● **RECORDS PROVIDED**:
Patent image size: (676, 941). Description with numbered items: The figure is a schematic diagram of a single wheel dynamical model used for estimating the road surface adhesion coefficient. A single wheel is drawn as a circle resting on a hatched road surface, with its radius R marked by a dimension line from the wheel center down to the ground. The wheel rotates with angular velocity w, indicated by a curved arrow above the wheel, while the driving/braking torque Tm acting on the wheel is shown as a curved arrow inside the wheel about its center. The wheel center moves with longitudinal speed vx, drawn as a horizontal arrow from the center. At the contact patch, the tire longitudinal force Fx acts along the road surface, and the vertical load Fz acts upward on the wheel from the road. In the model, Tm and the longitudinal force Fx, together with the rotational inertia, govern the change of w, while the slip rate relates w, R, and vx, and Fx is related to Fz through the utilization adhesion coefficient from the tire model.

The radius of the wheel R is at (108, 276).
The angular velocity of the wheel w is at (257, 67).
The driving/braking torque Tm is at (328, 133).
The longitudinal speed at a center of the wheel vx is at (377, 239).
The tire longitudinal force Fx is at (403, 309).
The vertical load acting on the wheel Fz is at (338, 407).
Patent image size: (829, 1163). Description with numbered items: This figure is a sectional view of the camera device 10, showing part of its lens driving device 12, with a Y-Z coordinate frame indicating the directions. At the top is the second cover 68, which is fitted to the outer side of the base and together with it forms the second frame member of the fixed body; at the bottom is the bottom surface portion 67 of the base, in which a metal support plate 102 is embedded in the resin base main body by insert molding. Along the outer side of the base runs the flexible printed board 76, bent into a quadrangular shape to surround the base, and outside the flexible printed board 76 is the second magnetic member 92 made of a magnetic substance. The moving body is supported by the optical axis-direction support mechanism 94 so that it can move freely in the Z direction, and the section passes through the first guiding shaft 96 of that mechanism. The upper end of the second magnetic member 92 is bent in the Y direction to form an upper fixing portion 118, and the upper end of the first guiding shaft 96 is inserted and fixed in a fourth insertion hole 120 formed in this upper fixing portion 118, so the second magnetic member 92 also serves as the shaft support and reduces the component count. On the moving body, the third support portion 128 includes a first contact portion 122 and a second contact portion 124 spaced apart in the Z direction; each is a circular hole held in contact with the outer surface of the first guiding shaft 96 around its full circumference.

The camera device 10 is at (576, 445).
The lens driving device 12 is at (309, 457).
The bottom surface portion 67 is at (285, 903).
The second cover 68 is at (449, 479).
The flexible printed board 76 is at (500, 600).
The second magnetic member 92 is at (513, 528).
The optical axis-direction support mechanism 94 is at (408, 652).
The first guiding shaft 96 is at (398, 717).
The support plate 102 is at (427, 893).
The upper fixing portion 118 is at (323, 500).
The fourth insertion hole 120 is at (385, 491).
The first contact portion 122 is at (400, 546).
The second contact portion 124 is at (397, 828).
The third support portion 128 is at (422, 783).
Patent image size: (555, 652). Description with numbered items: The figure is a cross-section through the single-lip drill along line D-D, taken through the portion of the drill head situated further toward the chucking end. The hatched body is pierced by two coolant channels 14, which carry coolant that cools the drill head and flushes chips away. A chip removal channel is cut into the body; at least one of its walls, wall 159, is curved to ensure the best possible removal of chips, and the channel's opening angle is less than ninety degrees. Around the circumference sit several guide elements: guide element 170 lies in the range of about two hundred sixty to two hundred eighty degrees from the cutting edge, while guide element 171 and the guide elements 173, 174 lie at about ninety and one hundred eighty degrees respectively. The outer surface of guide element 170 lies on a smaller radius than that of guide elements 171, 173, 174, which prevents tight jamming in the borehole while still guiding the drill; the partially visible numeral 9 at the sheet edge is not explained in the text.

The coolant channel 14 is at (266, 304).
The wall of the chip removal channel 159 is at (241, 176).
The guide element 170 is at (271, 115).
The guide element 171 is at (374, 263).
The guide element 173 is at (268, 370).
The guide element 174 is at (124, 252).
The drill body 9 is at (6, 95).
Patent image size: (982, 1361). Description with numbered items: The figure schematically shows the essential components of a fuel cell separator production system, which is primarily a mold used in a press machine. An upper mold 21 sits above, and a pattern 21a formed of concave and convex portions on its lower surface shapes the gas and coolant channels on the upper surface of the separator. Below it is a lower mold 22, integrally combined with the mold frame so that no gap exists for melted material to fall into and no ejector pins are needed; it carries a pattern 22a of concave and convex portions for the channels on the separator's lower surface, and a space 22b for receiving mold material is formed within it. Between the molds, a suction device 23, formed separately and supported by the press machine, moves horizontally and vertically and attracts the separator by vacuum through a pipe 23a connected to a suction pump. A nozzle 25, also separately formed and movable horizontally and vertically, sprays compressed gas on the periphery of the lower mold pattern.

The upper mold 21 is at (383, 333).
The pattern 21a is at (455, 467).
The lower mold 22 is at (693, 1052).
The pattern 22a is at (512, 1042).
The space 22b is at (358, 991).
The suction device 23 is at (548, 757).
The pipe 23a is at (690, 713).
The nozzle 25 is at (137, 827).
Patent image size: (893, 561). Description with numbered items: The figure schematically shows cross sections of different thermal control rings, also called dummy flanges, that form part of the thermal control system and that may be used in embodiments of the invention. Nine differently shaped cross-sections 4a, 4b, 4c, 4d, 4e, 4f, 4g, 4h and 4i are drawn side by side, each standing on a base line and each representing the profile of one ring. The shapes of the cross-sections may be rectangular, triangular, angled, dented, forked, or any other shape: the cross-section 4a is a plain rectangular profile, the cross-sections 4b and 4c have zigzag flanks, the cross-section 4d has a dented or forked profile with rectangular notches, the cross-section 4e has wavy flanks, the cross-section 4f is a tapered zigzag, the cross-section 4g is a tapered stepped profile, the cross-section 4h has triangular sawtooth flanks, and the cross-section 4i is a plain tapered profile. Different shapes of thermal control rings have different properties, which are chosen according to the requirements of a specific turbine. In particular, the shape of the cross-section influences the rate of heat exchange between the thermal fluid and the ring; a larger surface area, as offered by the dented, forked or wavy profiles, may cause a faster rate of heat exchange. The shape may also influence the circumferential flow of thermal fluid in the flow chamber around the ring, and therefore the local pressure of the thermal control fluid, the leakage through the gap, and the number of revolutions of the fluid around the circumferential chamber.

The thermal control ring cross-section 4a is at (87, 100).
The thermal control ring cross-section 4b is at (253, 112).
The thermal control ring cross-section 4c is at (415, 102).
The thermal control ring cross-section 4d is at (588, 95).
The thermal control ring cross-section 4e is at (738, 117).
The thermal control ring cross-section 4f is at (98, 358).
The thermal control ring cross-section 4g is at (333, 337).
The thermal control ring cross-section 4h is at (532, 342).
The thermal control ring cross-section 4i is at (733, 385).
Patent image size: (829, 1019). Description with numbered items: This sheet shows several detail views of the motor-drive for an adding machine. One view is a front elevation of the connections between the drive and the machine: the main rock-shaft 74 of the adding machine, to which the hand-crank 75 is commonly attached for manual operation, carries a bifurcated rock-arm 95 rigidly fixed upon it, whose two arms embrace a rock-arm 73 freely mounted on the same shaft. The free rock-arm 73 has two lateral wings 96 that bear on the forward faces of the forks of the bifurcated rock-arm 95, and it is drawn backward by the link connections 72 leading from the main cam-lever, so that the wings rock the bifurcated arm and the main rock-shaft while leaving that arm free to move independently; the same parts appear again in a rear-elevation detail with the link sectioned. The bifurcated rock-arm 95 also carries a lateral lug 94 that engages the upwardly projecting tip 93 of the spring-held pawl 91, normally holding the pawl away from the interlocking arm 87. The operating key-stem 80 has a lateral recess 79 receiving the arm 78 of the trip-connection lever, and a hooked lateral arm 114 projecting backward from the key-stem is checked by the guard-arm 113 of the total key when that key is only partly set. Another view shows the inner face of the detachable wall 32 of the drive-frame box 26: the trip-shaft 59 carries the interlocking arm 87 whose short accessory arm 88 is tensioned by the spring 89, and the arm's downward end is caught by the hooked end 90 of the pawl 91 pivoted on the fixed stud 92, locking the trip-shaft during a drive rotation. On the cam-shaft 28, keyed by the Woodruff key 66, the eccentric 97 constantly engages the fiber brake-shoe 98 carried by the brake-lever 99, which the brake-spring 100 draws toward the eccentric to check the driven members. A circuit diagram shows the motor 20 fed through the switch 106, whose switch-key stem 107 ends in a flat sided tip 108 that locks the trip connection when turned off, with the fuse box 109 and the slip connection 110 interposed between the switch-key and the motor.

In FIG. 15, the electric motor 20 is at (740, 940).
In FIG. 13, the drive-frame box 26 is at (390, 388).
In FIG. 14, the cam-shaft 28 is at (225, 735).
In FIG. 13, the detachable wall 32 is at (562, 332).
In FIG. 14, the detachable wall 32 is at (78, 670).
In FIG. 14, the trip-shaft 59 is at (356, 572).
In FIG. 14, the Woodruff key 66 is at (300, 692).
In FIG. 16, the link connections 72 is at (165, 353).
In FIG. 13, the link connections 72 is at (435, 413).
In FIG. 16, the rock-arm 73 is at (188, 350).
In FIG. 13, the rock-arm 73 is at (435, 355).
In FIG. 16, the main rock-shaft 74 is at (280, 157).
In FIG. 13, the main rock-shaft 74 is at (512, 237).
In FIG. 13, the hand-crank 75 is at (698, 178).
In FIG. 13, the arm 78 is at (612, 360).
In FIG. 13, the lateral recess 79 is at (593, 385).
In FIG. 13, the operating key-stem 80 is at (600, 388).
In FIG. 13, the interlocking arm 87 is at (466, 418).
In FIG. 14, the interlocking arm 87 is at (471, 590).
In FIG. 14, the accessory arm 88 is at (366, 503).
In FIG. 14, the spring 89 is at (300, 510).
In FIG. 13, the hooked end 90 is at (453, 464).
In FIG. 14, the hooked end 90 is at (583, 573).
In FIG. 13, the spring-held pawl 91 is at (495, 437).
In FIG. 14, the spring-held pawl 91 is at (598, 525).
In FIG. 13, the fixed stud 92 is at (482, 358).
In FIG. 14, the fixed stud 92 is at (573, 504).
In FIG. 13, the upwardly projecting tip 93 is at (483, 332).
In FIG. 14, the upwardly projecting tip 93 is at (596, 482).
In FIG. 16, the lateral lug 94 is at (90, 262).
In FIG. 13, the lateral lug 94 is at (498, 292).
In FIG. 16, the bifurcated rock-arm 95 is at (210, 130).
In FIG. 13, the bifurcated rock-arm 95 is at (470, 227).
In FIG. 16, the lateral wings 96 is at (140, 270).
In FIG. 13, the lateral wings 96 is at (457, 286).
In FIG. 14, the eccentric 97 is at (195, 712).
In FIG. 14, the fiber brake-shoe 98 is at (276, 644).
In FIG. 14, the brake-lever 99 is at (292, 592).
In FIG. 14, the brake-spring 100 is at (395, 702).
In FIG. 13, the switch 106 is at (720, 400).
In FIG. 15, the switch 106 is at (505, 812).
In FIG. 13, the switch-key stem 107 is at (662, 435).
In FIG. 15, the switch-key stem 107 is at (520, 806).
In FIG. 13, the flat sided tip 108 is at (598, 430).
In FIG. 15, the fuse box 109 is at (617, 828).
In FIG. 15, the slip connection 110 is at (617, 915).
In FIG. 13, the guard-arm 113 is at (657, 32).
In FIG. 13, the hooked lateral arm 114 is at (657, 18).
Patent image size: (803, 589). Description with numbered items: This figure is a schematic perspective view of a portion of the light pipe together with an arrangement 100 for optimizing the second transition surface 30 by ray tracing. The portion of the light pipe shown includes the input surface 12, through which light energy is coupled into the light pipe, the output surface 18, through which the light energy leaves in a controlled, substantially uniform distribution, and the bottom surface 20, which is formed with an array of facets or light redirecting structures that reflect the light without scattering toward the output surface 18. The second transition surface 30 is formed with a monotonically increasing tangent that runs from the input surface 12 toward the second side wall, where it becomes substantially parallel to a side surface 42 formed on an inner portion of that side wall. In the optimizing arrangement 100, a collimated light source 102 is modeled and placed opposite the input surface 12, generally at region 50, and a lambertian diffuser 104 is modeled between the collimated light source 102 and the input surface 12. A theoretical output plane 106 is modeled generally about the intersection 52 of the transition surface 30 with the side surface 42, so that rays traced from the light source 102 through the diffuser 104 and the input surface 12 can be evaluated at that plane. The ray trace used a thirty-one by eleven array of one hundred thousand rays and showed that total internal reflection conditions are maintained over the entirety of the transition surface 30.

● **INSTRUCTION**: Write out the lines from the one containing "Patent image size: (893, 561)." through the one containing "The thermal control ring cross-section 4g" as a JSON list of strings, one string per line, with blank lines left out.

● **RESULT OF THIS EXERCISE**:
[
  "Patent image size: (893, 561). Description with numbered items: The figure schematically shows cross sections of different thermal control rings, also called dummy flanges, that form part of the thermal control system and that may be used in embodiments of the invention. Nine differently shaped cross-sections 4a, 4b, 4c, 4d, 4e, 4f, 4g, 4h and 4i are drawn side by side, each standing on a base line and each representing the profile of one ring. The shapes of the cross-sections may be rectangular, triangular, angled, dented, forked, or any other shape: the cross-section 4a is a plain rectangular profile, the cross-sections 4b and 4c have zigzag flanks, the cross-section 4d has a dented or forked profile with rectangular notches, the cross-section 4e has wavy flanks, the cross-section 4f is a tapered zigzag, the cross-section 4g is a tapered stepped profile, the cross-section 4h has triangular sawtooth flanks, and the cross-section 4i is a plain tapered profile. Different shapes of thermal control rings have different properties, which are chosen according to the requirements of a specific turbine. In particular, the shape of the cross-section influences the rate of heat exchange between the thermal fluid and the ring; a larger surface area, as offered by the dented, forked or wavy profiles, may cause a faster rate of heat exchange. The shape may also influence the circumferential flow of thermal fluid in the flow chamber around the ring, and therefore the local pressure of the thermal control fluid, the leakage through the gap, and the number of revolutions of the fluid around the circumferential chamber.",
  "The thermal control ring cross-section 4a is at (87, 100).",
  "The thermal control ring cross-section 4b is at (253, 112).",
  "The thermal control ring cross-section 4c is at (415, 102).",
  "The thermal control ring cross-section 4d is at (588, 95).",
  "The thermal control ring cross-section 4e is at (738, 117).",
  "The thermal control ring cross-section 4f is at (98, 358).",
  "The thermal control ring cross-section 4g is at (333, 337)."
]